Goal | Write out all the entries word for word, but skip any images.

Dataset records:
= = = = = = =

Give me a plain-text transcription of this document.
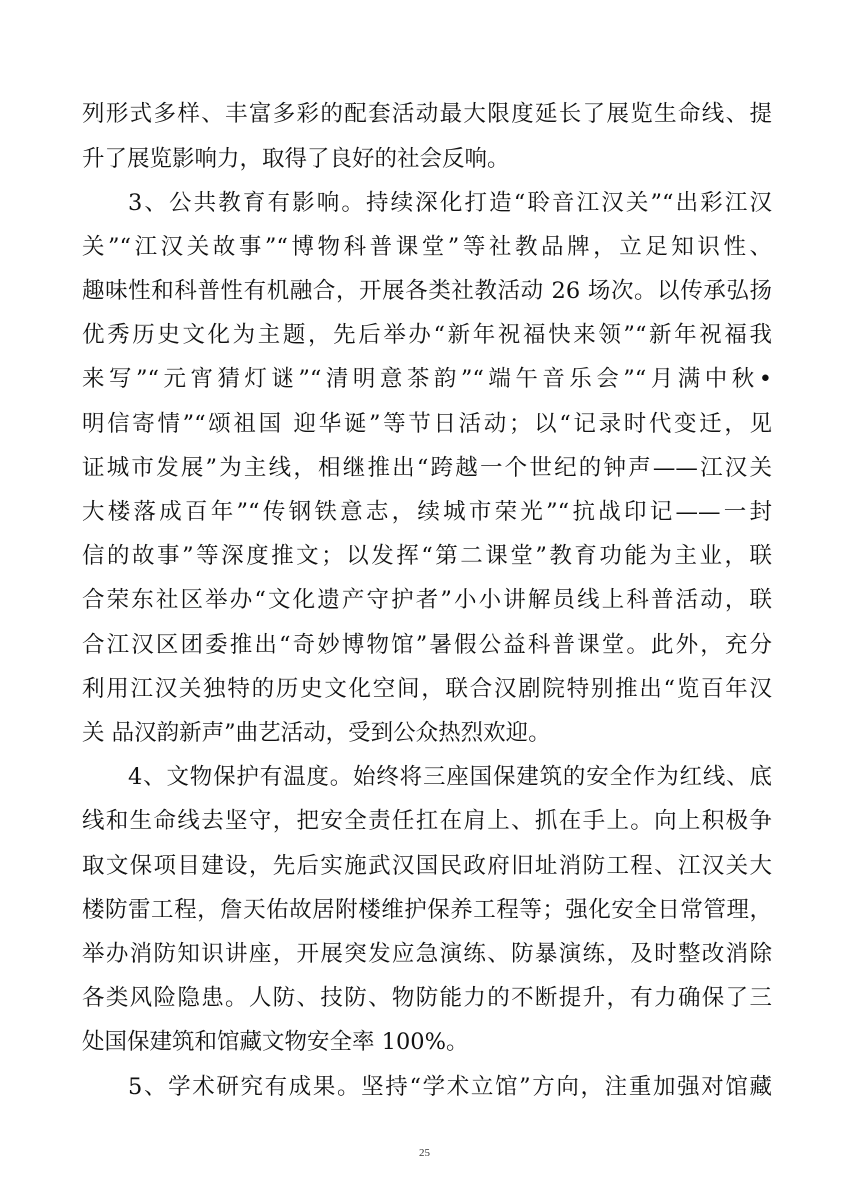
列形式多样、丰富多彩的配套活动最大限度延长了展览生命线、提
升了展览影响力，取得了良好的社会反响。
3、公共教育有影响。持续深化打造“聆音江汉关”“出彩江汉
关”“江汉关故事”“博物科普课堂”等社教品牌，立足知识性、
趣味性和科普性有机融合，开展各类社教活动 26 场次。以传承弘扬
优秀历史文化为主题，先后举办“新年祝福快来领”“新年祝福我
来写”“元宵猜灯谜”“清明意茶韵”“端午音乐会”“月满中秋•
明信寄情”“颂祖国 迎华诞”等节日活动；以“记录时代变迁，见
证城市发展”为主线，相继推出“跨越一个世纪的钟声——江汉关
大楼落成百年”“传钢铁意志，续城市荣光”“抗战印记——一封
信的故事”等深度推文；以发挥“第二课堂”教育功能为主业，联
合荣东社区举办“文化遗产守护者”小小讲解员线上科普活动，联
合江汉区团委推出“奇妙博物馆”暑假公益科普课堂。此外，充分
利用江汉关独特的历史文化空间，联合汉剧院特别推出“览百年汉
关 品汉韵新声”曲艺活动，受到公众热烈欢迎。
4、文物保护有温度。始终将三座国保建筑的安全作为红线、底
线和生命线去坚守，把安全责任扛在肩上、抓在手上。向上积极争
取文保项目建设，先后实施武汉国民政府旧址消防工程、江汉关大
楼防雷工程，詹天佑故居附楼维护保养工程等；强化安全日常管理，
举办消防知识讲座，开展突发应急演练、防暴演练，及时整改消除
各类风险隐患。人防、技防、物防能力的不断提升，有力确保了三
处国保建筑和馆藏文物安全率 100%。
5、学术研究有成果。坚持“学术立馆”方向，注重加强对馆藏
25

= = = = = = =

Answer for the task |
Give me a plain-text transcription of this document.
列形式多样、丰富多彩的配套活动最大限度延长了展览生命线、提
升了展览影响力，取得了良好的社会反响。
3、公共教育有影响。持续深化打造“聆音江汉关”“出彩江汉
关”“江汉关故事”“博物科普课堂”等社教品牌，立足知识性、
趣味性和科普性有机融合，开展各类社教活动 26 场次。以传承弘扬
优秀历史文化为主题，先后举办“新年祝福快来领”“新年祝福我
来写”“元宵猜灯谜”“清明意茶韵”“端午音乐会”“月满中秋•
明信寄情”“颂祖国 迎华诞”等节日活动；以“记录时代变迁，见
证城市发展”为主线，相继推出“跨越一个世纪的钟声——江汉关
大楼落成百年”“传钢铁意志，续城市荣光”“抗战印记——一封
信的故事”等深度推文；以发挥“第二课堂”教育功能为主业，联
合荣东社区举办“文化遗产守护者”小小讲解员线上科普活动，联
合江汉区团委推出“奇妙博物馆”暑假公益科普课堂。此外，充分
利用江汉关独特的历史文化空间，联合汉剧院特别推出“览百年汉
关 品汉韵新声”曲艺活动，受到公众热烈欢迎。
4、文物保护有温度。始终将三座国保建筑的安全作为红线、底
线和生命线去坚守，把安全责任扛在肩上、抓在手上。向上积极争
取文保项目建设，先后实施武汉国民政府旧址消防工程、江汉关大
楼防雷工程，詹天佑故居附楼维护保养工程等；强化安全日常管理，
举办消防知识讲座，开展突发应急演练、防暴演练，及时整改消除
各类风险隐患。人防、技防、物防能力的不断提升，有力确保了三
处国保建筑和馆藏文物安全率 100%。
5、学术研究有成果。坚持“学术立馆”方向，注重加强对馆藏
25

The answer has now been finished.